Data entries

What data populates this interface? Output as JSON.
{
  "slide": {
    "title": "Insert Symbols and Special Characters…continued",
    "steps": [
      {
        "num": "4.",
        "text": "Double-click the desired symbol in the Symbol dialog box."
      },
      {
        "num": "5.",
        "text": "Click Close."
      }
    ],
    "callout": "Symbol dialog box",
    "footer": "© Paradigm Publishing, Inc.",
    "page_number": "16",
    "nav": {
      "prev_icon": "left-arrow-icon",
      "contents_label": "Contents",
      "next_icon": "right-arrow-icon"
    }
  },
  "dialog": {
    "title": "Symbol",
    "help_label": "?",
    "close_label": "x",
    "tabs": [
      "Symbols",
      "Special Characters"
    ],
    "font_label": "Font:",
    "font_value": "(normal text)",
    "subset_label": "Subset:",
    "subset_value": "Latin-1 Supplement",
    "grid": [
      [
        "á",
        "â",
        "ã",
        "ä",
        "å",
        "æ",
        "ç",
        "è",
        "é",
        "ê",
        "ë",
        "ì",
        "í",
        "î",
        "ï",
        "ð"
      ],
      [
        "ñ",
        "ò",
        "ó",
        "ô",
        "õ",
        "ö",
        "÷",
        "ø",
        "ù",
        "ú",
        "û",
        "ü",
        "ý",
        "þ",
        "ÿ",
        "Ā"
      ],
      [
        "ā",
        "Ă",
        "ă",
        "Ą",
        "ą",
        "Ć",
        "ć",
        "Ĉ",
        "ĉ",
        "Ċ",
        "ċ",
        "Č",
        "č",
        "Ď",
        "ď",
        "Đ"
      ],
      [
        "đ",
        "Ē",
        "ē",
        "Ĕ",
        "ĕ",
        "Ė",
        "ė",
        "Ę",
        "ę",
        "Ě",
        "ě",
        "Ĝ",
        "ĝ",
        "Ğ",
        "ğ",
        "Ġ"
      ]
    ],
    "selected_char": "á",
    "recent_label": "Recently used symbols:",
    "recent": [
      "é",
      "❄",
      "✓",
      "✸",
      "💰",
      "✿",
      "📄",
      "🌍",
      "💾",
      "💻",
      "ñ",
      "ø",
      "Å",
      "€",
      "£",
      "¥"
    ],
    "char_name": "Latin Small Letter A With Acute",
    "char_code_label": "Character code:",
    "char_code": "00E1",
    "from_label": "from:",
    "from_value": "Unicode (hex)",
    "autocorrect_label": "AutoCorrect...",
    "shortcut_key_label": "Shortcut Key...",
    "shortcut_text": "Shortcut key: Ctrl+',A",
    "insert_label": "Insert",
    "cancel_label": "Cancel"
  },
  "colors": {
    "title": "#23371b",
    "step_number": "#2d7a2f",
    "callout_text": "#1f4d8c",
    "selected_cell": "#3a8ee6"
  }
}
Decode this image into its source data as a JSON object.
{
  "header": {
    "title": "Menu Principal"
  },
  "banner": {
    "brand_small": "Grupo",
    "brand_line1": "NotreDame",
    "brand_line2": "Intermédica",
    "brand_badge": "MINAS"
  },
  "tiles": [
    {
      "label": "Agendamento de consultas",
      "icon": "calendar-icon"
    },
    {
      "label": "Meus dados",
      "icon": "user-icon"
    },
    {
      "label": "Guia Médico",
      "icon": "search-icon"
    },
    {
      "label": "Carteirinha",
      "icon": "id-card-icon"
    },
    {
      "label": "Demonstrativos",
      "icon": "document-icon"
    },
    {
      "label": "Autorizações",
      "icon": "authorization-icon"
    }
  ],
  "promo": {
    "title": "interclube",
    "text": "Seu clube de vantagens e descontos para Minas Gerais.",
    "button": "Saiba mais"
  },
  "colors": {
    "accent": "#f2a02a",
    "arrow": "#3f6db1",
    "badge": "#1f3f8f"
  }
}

### TASK DETAILS
Extract each entry in full and write it down exactly.

### WRITTEN RESPONSE
What data populates this interface? Output as JSON.
{
  "slide": {
    "title": "Insert Symbols and Special Characters…continued",
    "steps": [
      {
        "num": "4.",
        "text": "Double-click the desired symbol in the Symbol dialog box."
      },
      {
        "num": "5.",
        "text": "Click Close."
      }
    ],
    "callout": "Symbol dialog box",
    "footer": "© Paradigm Publishing, Inc.",
    "page_number": "16",
    "nav": {
      "prev_icon": "left-arrow-icon",
      "contents_label": "Contents",
      "next_icon": "right-arrow-icon"
    }
  },
  "dialog": {
    "title": "Symbol",
    "help_label": "?",
    "close_label": "x",
    "tabs": [
      "Symbols",
      "Special Characters"
    ],
    "font_label": "Font:",
    "font_value": "(normal text)",
    "subset_label": "Subset:",
    "subset_value": "Latin-1 Supplement",
    "grid": [
      [
        "á",
        "â",
        "ã",
        "ä",
        "å",
        "æ",
        "ç",
        "è",
        "é",
        "ê",
        "ë",
        "ì",
        "í",
        "î",
        "ï",
        "ð"
      ],
      [
        "ñ",
        "ò",
        "ó",
        "ô",
        "õ",
        "ö",
        "÷",
        "ø",
        "ù",
        "ú",
        "û",
        "ü",
        "ý",
        "þ",
        "ÿ",
        "Ā"
      ],
      [
        "ā",
        "Ă",
        "ă",
        "Ą",
        "ą",
        "Ć",
        "ć",
        "Ĉ",
        "ĉ",
        "Ċ",
        "ċ",
        "Č",
        "č",
        "Ď",
        "ď",
        "Đ"
      ],
      [
        "đ",
        "Ē",
        "ē",
        "Ĕ",
        "ĕ",
        "Ė",
        "ė",
        "Ę",
        "ę",
        "Ě",
        "ě",
        "Ĝ",
        "ĝ",
        "Ğ",
        "ğ",
        "Ġ"
      ]
    ],
    "selected_char": "á",
    "recent_label": "Recently used symbols:",
    "recent": [
      "é",
      "❄",
      "✓",
      "✸",
      "💰",
      "✿",
      "📄",
      "🌍",
      "💾",
      "💻",
      "ñ",
      "ø",
      "Å",
      "€",
      "£",
      "¥"
    ],
    "char_name": "Latin Small Letter A With Acute",
    "char_code_label": "Character code:",
    "char_code": "00E1",
    "from_label": "from:",
    "from_value": "Unicode (hex)",
    "autocorrect_label": "AutoCorrect...",
    "shortcut_key_label": "Shortcut Key...",
    "shortcut_text": "Shortcut key: Ctrl+',A",
    "insert_label": "Insert",
    "cancel_label": "Cancel"
  },
  "colors": {
    "title": "#23371b",
    "step_number": "#2d7a2f",
    "callout_text": "#1f4d8c",
    "selected_cell": "#3a8ee6"
  }
}
Decode this image into its source data as a JSON object.
{
  "header": {
    "title": "Menu Principal"
  },
  "banner": {
    "brand_small": "Grupo",
    "brand_line1": "NotreDame",
    "brand_line2": "Intermédica",
    "brand_badge": "MINAS"
  },
  "tiles": [
    {
      "label": "Agendamento de consultas",
      "icon": "calendar-icon"
    },
    {
      "label": "Meus dados",
      "icon": "user-icon"
    },
    {
      "label": "Guia Médico",
      "icon": "search-icon"
    },
    {
      "label": "Carteirinha",
      "icon": "id-card-icon"
    },
    {
      "label": "Demonstrativos",
      "icon": "document-icon"
    },
    {
      "label": "Autorizações",
      "icon": "authorization-icon"
    }
  ],
  "promo": {
    "title": "interclube",
    "text": "Seu clube de vantagens e descontos para Minas Gerais.",
    "button": "Saiba mais"
  },
  "colors": {
    "accent": "#f2a02a",
    "arrow": "#3f6db1",
    "badge": "#1f3f8f"
  }
}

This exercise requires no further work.